## Your task
Among the entries, which lines carry the string "интеллекта"? Copy each of them.

▼

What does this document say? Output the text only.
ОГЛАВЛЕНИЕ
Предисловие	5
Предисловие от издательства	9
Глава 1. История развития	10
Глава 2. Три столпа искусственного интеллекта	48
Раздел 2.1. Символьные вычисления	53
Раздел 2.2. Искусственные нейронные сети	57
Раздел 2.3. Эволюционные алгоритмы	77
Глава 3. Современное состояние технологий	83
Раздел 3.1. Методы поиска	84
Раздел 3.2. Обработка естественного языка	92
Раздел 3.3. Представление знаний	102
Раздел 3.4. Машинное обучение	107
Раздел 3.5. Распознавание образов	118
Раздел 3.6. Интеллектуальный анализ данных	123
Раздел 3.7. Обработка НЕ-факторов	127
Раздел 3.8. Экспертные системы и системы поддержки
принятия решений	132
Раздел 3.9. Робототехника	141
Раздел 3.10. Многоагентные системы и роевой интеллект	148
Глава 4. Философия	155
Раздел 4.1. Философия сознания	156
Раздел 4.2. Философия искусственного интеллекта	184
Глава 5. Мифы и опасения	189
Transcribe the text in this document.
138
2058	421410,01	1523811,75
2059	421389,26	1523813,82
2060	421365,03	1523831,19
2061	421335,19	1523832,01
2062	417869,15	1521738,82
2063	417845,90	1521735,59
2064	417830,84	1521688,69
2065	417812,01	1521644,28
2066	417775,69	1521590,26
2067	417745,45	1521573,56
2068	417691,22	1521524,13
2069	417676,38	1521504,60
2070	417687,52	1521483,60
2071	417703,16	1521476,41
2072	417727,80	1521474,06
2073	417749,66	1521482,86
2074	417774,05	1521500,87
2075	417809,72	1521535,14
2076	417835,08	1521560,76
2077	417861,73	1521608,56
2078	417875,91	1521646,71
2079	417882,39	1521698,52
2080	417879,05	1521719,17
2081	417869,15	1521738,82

▲

## Reply
Глава 2. Три столпа искусственного интеллекта	48
Раздел 4.2. Философия искусственного интеллекта	184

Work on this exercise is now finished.